---------- Data lines ----------
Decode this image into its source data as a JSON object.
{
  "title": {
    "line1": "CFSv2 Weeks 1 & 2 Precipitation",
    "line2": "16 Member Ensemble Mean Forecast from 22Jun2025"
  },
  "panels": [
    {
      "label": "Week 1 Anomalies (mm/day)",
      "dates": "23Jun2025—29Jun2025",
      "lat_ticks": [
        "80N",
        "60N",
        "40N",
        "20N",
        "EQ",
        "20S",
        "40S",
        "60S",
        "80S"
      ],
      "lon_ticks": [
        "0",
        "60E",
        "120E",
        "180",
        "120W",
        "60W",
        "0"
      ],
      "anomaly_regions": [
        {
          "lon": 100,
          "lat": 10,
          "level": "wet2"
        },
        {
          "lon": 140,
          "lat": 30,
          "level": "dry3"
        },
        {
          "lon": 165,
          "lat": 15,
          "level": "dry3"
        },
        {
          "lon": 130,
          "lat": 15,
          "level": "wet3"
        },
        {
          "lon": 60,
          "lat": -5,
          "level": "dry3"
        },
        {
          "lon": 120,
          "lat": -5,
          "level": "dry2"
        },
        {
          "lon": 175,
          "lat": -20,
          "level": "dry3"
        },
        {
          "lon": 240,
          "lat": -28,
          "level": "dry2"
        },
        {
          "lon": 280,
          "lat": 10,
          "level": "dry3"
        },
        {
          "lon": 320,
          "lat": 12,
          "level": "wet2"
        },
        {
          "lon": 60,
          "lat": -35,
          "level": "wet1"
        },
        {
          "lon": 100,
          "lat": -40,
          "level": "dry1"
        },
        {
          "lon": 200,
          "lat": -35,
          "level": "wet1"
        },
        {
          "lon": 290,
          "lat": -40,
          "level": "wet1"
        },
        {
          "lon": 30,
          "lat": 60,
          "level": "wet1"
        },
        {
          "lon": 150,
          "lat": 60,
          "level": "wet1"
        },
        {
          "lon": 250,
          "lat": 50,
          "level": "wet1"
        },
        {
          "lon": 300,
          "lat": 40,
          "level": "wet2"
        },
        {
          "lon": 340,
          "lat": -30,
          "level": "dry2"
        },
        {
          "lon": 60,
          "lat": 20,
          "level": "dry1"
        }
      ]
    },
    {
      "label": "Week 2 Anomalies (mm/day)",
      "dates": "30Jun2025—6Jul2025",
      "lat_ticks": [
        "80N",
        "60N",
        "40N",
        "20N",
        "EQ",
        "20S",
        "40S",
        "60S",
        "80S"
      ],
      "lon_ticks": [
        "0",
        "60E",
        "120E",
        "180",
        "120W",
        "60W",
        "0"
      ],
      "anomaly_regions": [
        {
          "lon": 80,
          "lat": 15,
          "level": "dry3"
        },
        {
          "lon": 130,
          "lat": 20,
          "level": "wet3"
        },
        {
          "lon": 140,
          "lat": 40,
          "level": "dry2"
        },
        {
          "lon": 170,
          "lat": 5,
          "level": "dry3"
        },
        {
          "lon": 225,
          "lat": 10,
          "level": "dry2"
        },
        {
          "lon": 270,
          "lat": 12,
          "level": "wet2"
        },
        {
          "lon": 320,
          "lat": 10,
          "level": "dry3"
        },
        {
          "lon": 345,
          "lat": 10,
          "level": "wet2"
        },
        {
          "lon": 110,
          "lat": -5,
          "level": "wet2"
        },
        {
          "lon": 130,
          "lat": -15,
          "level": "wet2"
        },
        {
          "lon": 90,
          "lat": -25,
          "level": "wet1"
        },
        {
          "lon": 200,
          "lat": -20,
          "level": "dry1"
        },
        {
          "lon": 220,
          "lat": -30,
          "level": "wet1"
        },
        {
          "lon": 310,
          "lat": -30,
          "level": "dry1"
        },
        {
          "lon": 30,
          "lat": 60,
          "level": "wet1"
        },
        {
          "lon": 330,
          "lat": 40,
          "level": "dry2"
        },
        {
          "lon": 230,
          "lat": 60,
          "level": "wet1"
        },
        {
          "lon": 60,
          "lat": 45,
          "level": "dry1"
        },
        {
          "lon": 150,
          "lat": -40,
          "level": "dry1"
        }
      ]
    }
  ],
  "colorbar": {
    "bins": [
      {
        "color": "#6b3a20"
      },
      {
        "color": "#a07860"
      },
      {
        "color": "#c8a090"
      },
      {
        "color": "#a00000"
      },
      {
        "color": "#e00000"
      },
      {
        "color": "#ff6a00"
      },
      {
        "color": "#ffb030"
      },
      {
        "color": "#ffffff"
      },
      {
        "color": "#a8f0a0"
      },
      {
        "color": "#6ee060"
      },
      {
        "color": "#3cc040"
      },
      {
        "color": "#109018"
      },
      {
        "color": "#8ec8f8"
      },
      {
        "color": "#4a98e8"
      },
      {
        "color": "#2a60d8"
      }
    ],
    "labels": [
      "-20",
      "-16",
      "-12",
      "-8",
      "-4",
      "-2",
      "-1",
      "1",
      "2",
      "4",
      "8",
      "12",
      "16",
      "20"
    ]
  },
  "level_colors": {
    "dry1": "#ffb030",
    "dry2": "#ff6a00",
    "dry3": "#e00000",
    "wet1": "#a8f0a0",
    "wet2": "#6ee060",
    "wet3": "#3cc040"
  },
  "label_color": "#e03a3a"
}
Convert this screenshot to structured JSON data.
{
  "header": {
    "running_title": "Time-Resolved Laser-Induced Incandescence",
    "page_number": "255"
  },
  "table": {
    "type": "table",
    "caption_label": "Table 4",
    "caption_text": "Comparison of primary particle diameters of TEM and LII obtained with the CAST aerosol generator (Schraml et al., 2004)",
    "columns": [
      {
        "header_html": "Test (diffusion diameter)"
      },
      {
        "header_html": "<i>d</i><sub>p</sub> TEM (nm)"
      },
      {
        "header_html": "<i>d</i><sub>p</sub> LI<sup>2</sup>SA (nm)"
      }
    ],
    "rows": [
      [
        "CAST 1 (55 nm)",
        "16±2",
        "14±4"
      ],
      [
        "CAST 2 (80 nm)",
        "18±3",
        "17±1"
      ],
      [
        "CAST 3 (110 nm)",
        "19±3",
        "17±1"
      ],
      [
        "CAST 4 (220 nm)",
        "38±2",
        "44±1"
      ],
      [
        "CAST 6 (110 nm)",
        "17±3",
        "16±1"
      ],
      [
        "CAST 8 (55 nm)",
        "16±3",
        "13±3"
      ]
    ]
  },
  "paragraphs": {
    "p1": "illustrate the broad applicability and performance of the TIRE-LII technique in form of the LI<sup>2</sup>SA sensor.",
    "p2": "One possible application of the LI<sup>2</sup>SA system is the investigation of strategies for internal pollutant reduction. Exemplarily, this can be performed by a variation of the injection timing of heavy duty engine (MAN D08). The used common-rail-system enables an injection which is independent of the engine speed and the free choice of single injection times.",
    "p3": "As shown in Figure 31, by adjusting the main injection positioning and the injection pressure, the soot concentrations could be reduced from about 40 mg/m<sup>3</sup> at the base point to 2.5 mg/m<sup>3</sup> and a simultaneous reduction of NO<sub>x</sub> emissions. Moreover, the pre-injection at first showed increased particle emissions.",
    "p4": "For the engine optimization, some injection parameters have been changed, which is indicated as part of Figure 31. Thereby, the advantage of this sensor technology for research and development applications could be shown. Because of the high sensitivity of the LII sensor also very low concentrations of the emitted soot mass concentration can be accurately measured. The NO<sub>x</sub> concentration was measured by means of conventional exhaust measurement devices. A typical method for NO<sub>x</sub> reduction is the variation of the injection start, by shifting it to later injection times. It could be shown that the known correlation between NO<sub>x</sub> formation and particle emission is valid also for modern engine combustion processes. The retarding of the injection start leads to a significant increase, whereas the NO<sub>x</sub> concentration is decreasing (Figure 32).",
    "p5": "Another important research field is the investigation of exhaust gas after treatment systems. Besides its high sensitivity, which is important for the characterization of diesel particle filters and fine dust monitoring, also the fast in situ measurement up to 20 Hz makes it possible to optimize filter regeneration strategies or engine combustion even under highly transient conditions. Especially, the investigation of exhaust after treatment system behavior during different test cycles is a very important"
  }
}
----------
| Challenge |
Search the entries for the word "Anomalies", then list each line that holds it.

| Result for this exercise |
      "label": "Week 1 Anomalies (mm/day)",
      "label": "Week 2 Anomalies (mm/day)",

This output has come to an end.